_Opdracht 1_: Geef de rijen van het materiaal weer als Markdown-tabel met de kolommen Nr en Inhoud, alles van de rij met "tooltip: Current Period" tot en met de rij met "772, 866, 787]". Laat lege rijen weg.

_Brontekst_:

Artikel 10a Rechtstreekse melding bij het meldpunt

Indien zwaarwegende belangen de toepassing van de interne procedure in weg staan, kan de ambtenaar het vermoeden van een misstand rechtstreeks melden bij het meldpunt

Artikel 11 Ontvangstbevestiging en onderzoek

  • 1. Het meldpunt bevestigt de ontvangst van een melding van een vermoeden van een misstand aan de ambtenaar die het vermoeden heeft gemeld.

  • 2. Het meldpunt draagt er zorg voor dat het Dagelijks Bestuur op de hoogte wordt gesteld van de melding bij het meldpunt.

  • 3. Het Dagelijks Bestuur informeert de persoon of personen op wie een melding betrekking heeft over de melding bij het meldpunt, tenzij het onderzoeksbelang hierdoor kan worden geschaad.

_Materiaal bij oefening_:
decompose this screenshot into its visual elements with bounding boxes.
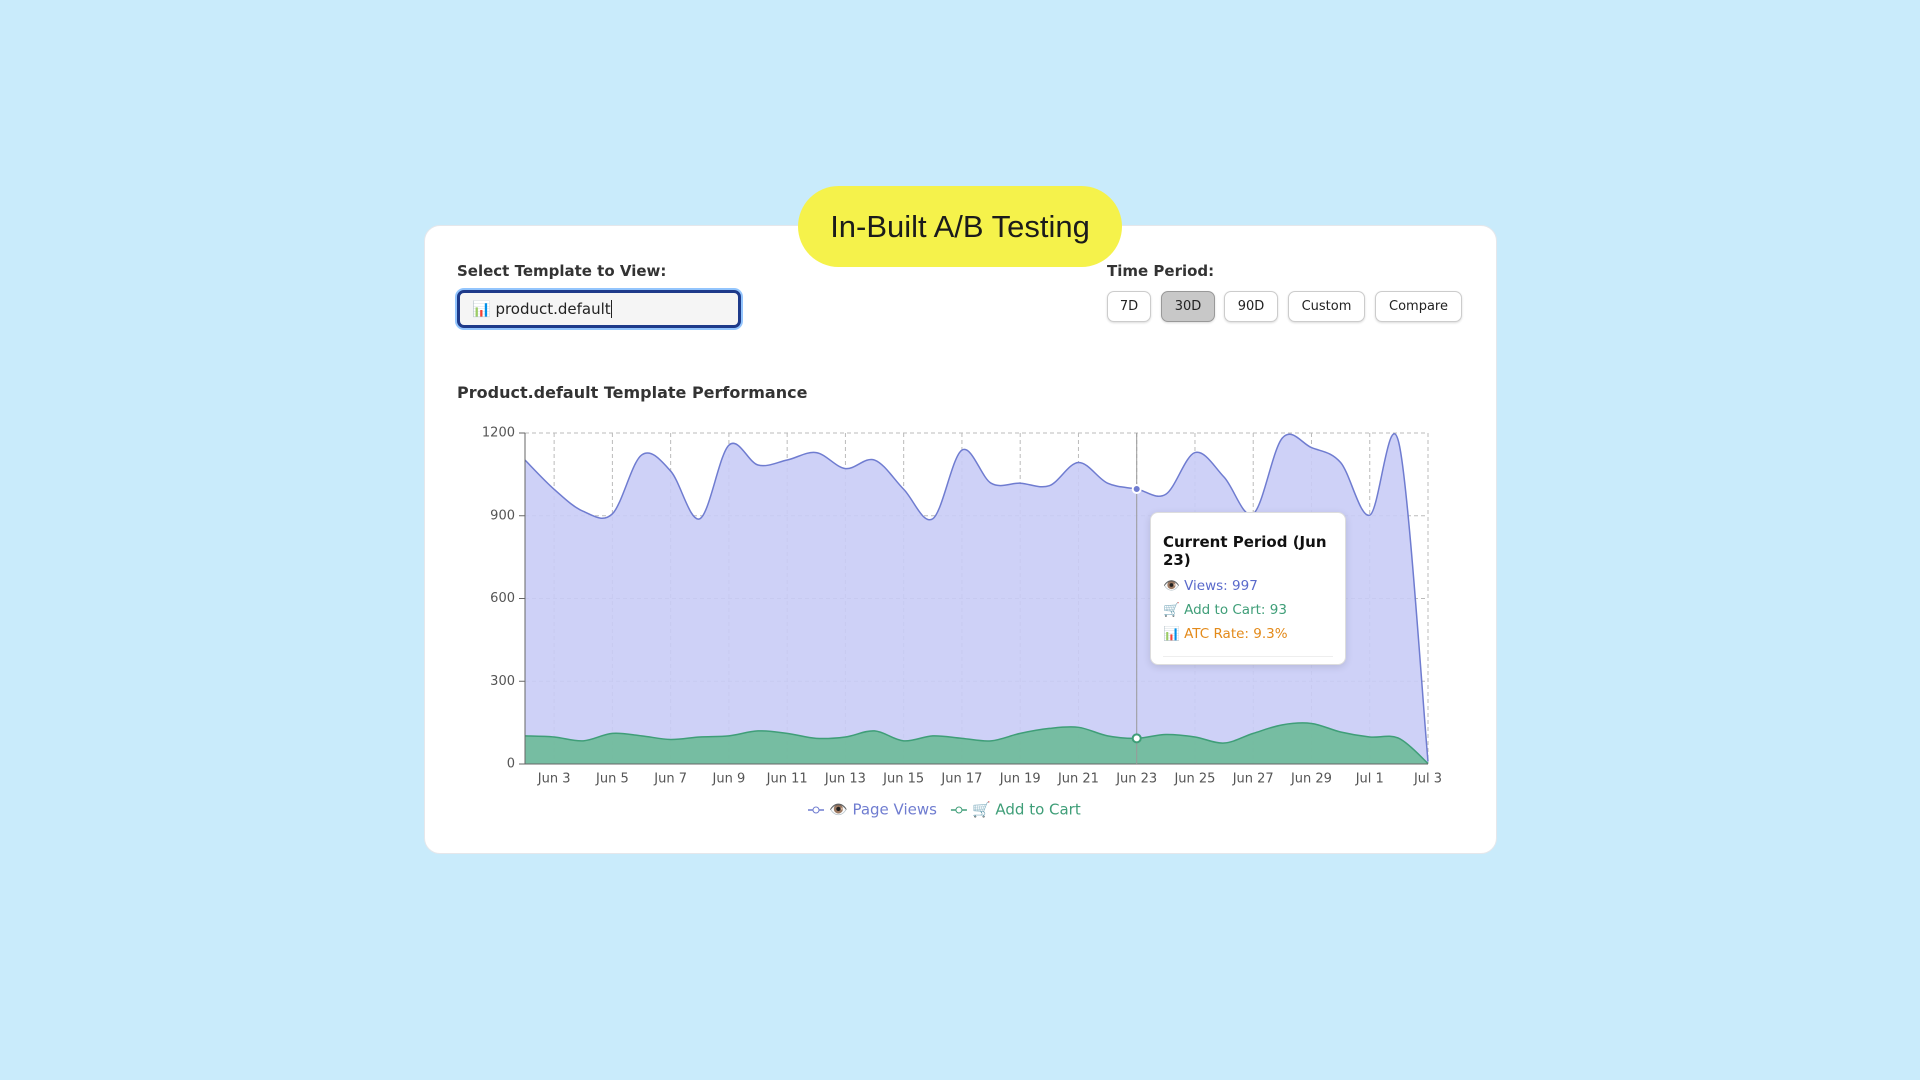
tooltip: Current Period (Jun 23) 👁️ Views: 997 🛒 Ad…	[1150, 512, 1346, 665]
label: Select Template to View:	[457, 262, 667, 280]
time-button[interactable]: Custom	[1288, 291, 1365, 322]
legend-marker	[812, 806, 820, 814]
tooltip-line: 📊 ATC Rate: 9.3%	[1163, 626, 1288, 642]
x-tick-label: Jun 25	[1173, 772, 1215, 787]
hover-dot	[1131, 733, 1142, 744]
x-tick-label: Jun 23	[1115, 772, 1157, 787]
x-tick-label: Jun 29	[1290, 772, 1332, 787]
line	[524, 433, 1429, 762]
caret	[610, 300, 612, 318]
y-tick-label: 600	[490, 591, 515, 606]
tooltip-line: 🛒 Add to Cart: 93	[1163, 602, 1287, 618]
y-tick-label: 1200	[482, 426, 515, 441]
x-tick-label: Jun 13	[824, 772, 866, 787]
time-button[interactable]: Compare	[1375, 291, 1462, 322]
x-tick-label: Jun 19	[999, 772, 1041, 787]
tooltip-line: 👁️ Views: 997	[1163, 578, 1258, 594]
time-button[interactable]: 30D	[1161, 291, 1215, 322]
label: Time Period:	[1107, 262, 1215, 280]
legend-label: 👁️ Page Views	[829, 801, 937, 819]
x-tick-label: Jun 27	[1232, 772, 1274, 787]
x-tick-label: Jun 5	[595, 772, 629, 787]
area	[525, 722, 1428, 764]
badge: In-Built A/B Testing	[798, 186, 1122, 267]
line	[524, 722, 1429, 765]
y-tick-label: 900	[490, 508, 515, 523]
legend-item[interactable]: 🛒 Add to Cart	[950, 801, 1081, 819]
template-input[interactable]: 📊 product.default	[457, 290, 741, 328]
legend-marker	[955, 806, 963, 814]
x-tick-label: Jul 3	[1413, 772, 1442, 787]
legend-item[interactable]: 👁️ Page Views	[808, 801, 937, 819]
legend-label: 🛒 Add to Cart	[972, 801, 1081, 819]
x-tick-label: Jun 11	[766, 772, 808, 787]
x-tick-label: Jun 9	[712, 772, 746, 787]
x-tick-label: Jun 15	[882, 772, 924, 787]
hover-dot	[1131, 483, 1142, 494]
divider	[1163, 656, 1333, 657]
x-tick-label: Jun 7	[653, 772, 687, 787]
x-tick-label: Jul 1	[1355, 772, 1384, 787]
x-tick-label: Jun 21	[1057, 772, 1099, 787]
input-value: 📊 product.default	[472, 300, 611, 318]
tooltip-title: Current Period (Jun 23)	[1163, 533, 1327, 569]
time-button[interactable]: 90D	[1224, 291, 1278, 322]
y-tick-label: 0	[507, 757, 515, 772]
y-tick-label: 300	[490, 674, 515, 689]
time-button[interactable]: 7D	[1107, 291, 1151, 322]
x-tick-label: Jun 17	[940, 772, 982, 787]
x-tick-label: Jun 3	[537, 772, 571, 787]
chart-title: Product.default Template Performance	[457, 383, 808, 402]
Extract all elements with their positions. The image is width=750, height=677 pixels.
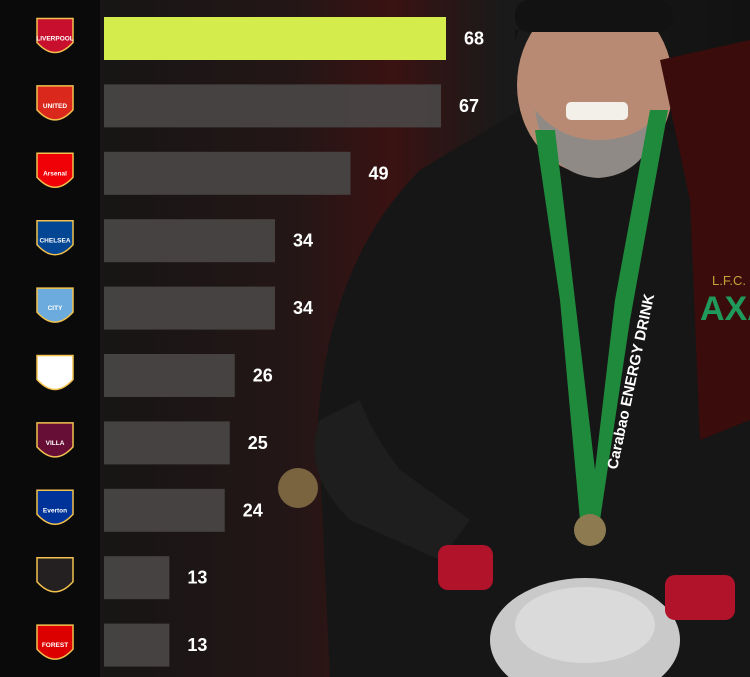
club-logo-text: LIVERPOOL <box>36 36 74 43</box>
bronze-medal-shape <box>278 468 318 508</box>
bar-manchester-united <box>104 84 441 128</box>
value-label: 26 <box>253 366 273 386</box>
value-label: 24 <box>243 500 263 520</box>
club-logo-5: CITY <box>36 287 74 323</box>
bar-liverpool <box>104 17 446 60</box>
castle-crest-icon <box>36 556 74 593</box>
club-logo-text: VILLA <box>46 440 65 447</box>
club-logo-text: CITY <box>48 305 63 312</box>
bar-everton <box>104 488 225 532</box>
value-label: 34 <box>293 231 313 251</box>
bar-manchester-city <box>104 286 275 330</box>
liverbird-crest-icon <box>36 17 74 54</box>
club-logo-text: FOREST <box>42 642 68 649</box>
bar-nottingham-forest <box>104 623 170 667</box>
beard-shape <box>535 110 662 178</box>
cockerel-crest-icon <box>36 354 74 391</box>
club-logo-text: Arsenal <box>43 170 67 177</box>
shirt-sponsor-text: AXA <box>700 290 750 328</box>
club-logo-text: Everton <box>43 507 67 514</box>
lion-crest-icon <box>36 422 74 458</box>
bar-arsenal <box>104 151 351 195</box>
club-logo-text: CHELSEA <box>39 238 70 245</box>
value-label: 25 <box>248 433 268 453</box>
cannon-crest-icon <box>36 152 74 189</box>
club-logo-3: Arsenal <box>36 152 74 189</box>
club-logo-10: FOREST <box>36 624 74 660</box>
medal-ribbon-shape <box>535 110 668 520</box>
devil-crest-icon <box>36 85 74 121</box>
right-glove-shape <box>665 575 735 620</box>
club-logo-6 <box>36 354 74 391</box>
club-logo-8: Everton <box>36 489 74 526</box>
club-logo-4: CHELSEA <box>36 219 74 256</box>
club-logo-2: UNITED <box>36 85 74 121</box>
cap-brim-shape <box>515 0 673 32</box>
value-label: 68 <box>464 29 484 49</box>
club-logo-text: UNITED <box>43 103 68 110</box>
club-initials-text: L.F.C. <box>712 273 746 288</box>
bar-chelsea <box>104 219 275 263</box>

_Opdracht 2_:
Beantwoord met behulp van de brontekst:
(a) Bij wie kan de ambtenaar volgens Artikel 10a het vermoeden van een misstand rechtstreeks melden?
(b) Aan wie bevestigt het meldpunt de ontvangst van een melding?
(c) In welk geval informeert het Dagelijks Bestuur de betrokken persoon of personen niet over de melding?

_Uitwerking 1_:
| Nr | Inhoud |
|---|---|
| 1 | tooltip: Current Period (Jun 23) 👁️ Views: 997 🛒 Ad…	[1150, 512, 1346, 665] |
| 2 | label: Select Template to View:	[457, 262, 667, 280] |
| 3 | time-button[interactable]: Custom	[1288, 291, 1365, 322] |
| 4 | legend-marker	[812, 806, 820, 814] |
| 5 | tooltip-line: 📊 ATC Rate: 9.3%	[1163, 626, 1288, 642] |
| 6 | x-tick-label: Jun 25	[1173, 772, 1215, 787] |
| 7 | hover-dot	[1131, 733, 1142, 744] |
| 8 | x-tick-label: Jun 23	[1115, 772, 1157, 787] |
| 9 | x-tick-label: Jun 29	[1290, 772, 1332, 787] |
| 10 | line	[524, 433, 1429, 762] |
| 11 | caret	[610, 300, 612, 318] |
| 12 | y-tick-label: 600	[490, 591, 515, 606] |
| 13 | tooltip-line: 🛒 Add to Cart: 93	[1163, 602, 1287, 618] |
| 14 | y-tick-label: 1200	[482, 426, 515, 441] |
| 15 | x-tick-label: Jun 13	[824, 772, 866, 787] |

_Uitwerking 2_:
(a) Bij het meldpunt.
(b) Aan de ambtenaar die het vermoeden heeft gemeld.
(c) Als het onderzoeksbelang hierdoor kan worden geschaad.